Write out the line with "Read all visible content and emit it as JSON." and every later line through the end of the data below, exactly as given, with no pictures in the copy.

··· Data extract ···

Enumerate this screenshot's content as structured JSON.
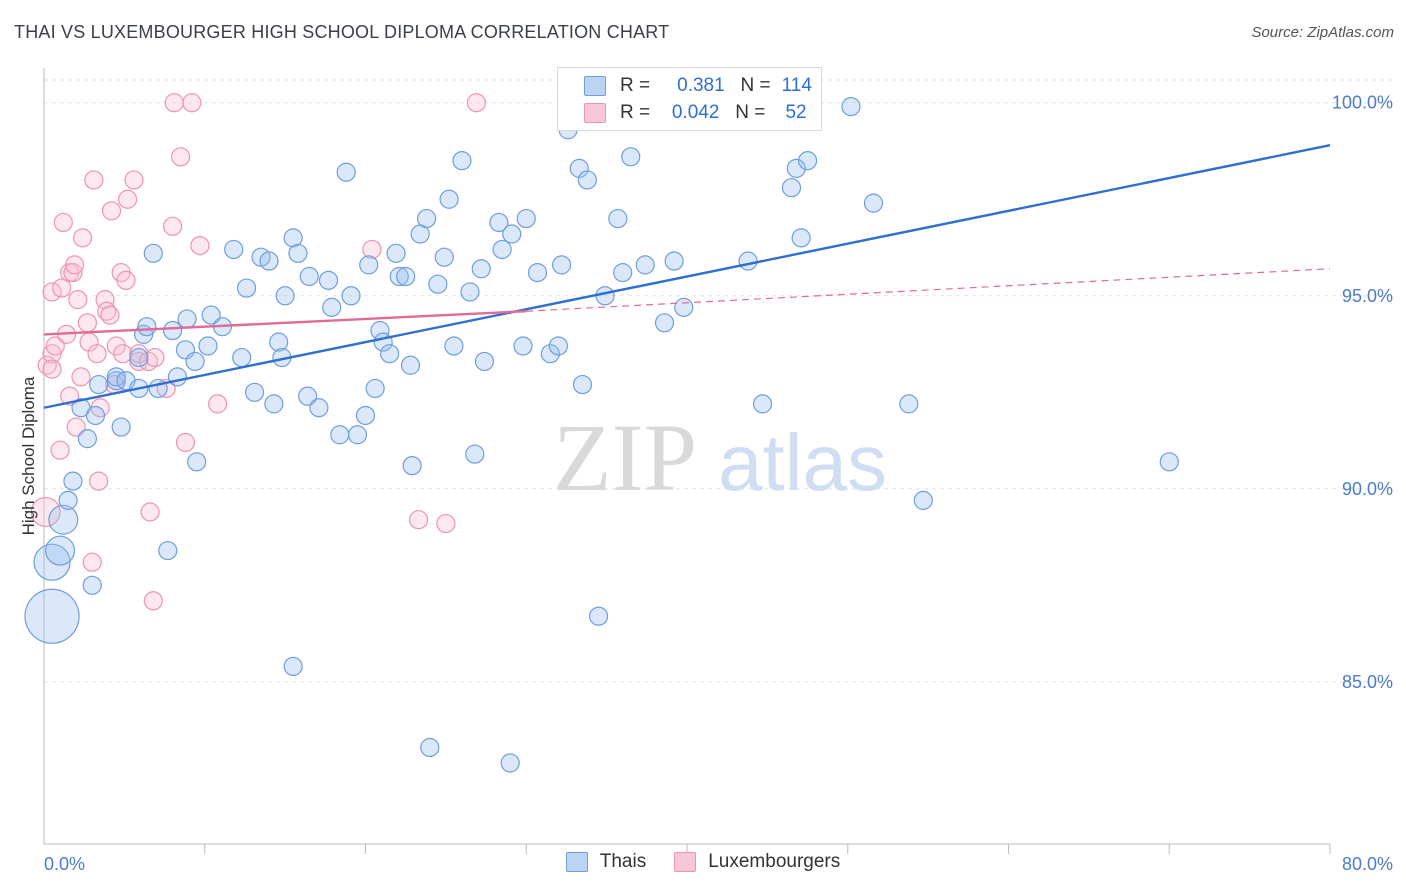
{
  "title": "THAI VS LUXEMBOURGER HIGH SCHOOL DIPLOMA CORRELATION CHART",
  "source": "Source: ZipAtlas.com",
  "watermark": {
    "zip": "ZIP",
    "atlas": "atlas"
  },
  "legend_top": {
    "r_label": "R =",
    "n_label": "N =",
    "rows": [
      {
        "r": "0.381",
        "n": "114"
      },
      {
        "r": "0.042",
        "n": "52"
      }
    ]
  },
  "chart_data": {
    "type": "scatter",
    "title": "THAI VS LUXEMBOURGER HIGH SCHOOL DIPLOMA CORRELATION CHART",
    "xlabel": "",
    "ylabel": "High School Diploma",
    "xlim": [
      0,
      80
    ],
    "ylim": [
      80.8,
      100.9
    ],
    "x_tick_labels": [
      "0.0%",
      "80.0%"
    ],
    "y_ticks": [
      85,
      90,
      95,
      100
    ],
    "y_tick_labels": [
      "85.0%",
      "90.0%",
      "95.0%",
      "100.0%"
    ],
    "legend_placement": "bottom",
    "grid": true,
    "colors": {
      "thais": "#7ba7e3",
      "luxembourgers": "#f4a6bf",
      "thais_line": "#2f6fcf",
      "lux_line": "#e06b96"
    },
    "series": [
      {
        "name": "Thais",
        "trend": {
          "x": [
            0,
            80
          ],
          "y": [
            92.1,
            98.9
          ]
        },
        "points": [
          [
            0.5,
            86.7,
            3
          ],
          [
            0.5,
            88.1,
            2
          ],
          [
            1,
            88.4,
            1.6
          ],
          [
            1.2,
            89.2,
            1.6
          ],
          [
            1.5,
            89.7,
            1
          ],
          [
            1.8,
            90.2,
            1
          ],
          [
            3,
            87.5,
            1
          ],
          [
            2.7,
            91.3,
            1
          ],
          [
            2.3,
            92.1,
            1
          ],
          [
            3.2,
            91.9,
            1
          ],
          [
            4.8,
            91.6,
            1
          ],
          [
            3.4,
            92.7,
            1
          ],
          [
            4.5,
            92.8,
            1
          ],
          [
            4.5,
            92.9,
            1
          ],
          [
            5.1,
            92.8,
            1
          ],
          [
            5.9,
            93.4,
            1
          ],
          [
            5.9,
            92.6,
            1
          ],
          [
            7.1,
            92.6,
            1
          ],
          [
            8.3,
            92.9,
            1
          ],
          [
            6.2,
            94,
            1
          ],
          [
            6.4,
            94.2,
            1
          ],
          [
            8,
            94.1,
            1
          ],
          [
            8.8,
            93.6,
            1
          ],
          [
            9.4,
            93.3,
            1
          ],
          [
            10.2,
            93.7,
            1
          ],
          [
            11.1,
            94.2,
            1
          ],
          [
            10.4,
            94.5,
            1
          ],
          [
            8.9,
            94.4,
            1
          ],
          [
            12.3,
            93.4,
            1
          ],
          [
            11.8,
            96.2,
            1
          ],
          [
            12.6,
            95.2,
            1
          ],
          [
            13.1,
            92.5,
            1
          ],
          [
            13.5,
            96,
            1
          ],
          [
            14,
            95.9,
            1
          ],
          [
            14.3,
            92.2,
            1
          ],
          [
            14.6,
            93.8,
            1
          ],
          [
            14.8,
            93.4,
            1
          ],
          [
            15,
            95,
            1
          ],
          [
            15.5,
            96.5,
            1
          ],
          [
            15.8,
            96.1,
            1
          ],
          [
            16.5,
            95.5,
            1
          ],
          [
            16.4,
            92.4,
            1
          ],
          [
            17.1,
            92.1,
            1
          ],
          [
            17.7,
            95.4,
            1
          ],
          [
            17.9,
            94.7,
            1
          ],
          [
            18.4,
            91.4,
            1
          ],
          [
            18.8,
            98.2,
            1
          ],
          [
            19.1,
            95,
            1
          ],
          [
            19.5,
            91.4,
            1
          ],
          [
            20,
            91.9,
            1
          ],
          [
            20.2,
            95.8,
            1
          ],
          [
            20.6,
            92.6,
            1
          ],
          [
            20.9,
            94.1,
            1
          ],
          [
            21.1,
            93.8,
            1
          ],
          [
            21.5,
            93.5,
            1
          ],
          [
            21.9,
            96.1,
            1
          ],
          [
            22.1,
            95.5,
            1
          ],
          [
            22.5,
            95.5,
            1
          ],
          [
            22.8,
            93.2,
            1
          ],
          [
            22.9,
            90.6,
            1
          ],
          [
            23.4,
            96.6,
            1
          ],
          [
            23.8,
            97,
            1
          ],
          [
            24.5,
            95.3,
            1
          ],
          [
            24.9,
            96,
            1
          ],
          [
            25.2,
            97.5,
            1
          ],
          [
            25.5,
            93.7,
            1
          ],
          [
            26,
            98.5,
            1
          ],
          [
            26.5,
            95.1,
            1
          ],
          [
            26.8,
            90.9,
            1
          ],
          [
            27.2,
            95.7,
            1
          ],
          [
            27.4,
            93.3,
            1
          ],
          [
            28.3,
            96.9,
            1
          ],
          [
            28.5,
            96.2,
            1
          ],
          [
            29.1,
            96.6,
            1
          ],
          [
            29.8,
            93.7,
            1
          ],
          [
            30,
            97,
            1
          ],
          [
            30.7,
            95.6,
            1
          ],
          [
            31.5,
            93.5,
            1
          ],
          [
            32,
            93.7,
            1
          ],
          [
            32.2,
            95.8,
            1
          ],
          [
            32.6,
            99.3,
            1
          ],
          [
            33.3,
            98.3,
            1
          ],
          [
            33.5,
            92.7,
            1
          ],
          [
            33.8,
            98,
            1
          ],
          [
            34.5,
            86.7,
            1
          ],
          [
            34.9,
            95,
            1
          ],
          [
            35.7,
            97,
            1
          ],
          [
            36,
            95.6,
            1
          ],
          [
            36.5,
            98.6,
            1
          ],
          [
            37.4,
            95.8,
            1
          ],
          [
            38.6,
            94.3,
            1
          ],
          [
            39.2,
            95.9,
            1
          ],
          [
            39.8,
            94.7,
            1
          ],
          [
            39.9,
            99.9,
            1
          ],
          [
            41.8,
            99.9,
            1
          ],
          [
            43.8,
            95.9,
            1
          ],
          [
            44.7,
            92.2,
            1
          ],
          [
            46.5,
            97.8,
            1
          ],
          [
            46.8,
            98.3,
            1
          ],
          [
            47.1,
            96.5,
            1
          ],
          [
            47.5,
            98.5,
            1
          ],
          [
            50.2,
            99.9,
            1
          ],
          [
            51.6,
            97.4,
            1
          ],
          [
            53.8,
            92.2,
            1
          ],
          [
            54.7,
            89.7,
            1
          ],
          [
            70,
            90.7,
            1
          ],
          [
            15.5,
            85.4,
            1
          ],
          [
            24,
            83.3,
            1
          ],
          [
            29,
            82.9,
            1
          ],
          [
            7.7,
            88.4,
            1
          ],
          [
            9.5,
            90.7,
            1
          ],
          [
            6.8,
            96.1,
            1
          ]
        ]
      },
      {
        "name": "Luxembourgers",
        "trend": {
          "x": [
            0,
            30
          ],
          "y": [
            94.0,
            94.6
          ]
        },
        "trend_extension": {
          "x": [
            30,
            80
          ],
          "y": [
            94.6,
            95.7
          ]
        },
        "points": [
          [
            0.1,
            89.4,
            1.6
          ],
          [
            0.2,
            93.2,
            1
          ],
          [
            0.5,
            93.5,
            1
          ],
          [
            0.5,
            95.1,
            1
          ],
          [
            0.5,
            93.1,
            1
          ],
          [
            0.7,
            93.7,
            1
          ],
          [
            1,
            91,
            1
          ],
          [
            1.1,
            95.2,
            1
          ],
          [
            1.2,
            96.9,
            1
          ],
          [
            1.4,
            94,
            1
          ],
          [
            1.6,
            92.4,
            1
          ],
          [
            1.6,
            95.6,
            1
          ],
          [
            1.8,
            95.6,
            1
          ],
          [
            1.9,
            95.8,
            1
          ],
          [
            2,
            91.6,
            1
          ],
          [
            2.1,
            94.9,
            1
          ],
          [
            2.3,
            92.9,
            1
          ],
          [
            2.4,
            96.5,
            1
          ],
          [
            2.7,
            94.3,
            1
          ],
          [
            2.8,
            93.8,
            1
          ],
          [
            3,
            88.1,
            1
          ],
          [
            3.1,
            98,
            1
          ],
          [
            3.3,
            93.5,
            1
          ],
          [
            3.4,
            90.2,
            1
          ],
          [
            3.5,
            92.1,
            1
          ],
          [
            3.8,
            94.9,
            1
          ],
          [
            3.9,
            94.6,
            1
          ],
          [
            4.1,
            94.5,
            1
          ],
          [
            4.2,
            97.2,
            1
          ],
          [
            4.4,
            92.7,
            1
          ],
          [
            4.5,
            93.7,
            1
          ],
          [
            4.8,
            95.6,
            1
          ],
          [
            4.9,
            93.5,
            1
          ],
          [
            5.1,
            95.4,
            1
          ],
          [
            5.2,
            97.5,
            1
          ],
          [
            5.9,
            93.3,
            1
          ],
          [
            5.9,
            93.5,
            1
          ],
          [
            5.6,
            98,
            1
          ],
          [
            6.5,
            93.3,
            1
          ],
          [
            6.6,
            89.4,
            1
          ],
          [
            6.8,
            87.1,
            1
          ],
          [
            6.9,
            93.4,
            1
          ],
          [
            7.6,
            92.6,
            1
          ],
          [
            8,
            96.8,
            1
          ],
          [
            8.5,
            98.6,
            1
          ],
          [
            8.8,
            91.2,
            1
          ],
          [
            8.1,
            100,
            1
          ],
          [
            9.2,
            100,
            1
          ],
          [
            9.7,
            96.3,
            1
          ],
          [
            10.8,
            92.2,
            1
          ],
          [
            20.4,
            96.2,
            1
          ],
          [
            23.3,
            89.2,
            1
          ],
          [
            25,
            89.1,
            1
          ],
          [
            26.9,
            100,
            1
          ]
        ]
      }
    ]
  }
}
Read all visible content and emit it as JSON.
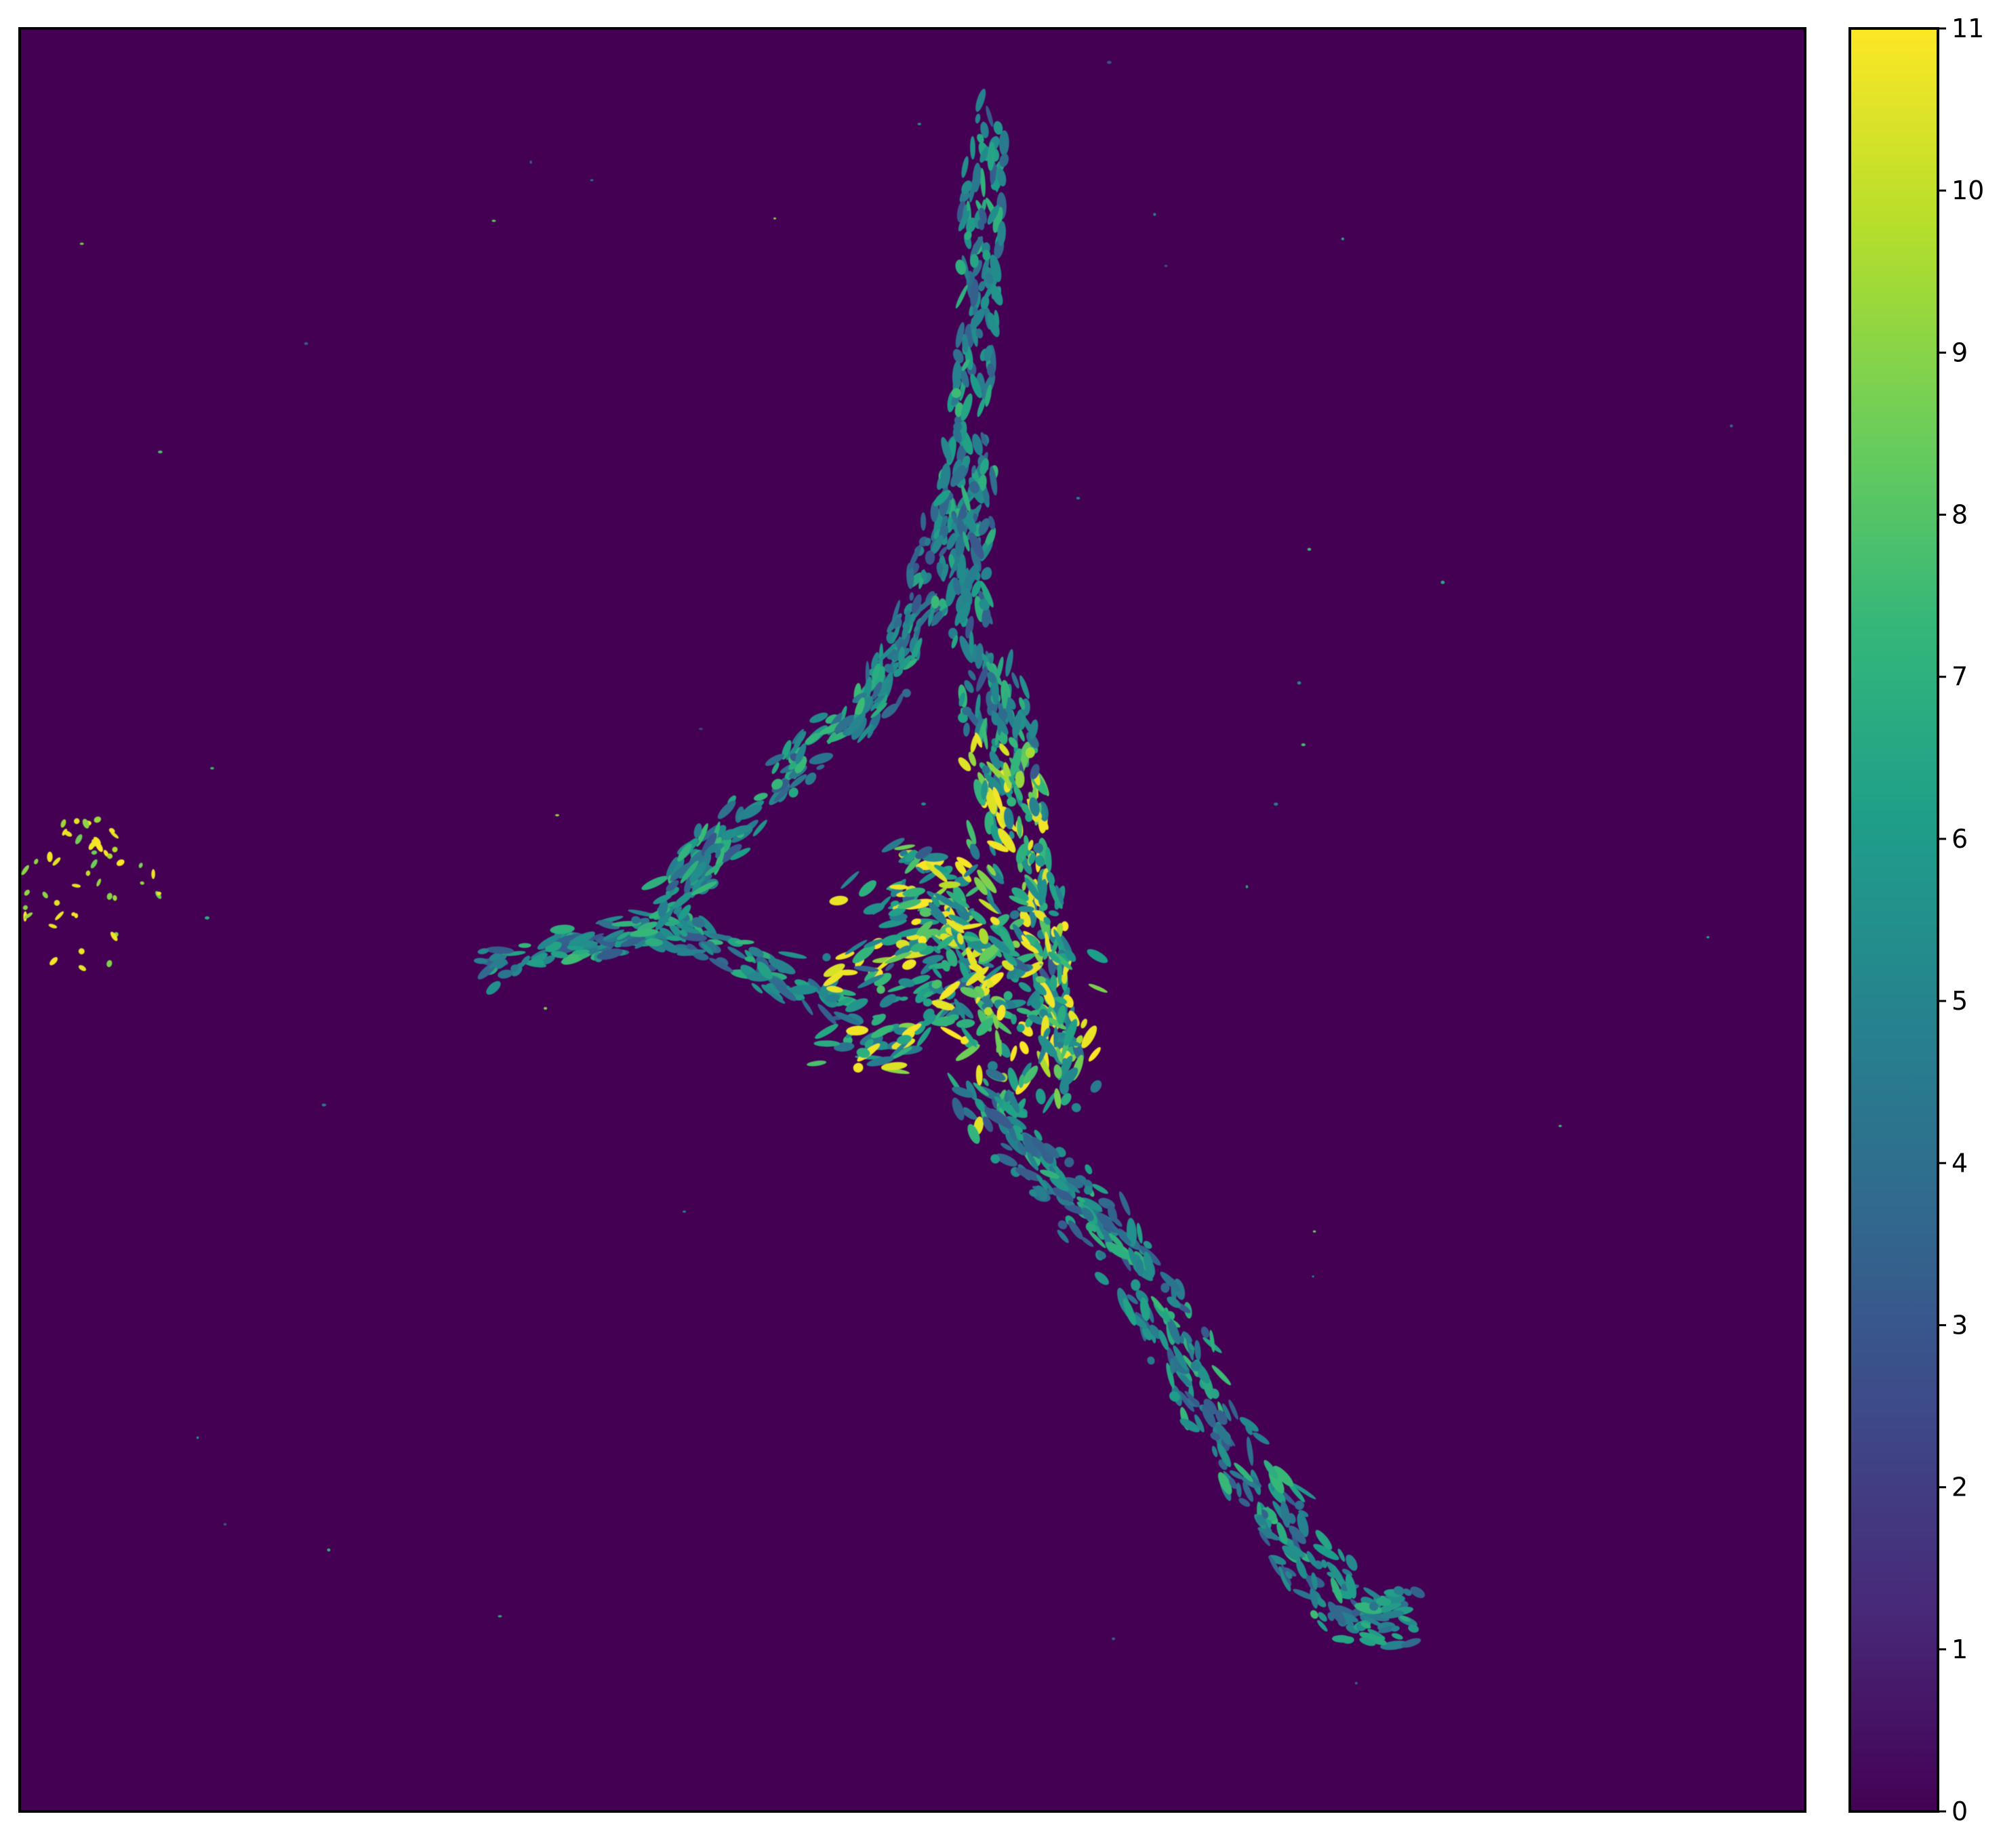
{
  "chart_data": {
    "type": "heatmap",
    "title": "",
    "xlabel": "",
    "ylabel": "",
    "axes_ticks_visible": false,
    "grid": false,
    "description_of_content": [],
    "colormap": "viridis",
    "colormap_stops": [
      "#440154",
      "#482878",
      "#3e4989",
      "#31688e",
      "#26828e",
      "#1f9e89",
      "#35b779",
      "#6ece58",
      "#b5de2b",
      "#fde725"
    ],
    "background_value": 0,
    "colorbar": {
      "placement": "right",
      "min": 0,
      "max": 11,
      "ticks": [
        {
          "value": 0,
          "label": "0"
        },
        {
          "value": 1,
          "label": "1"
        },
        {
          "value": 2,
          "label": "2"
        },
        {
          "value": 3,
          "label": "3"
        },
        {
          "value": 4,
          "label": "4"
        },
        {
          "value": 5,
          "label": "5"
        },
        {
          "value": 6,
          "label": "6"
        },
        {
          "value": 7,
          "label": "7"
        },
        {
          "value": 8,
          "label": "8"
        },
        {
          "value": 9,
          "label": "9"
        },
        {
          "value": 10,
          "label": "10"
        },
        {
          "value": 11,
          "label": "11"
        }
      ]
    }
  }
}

···

- [In response]
Read all visible content and emit it as JSON.
{
  "chart_data": {
    "type": "heatmap",
    "title": "",
    "xlabel": "",
    "ylabel": "",
    "axes_ticks_visible": false,
    "grid": false,
    "description_of_content": [],
    "colormap": "viridis",
    "colormap_stops": [
      "#440154",
      "#482878",
      "#3e4989",
      "#31688e",
      "#26828e",
      "#1f9e89",
      "#35b779",
      "#6ece58",
      "#b5de2b",
      "#fde725"
    ],
    "background_value": 0,
    "colorbar": {
      "placement": "right",
      "min": 0,
      "max": 11,
      "ticks": [
        {
          "value": 0,
          "label": "0"
        },
        {
          "value": 1,
          "label": "1"
        },
        {
          "value": 2,
          "label": "2"
        },
        {
          "value": 3,
          "label": "3"
        },
        {
          "value": 4,
          "label": "4"
        },
        {
          "value": 5,
          "label": "5"
        },
        {
          "value": 6,
          "label": "6"
        },
        {
          "value": 7,
          "label": "7"
        },
        {
          "value": 8,
          "label": "8"
        },
        {
          "value": 9,
          "label": "9"
        },
        {
          "value": 10,
          "label": "10"
        },
        {
          "value": 11,
          "label": "11"
        }
      ]
    }
  }
}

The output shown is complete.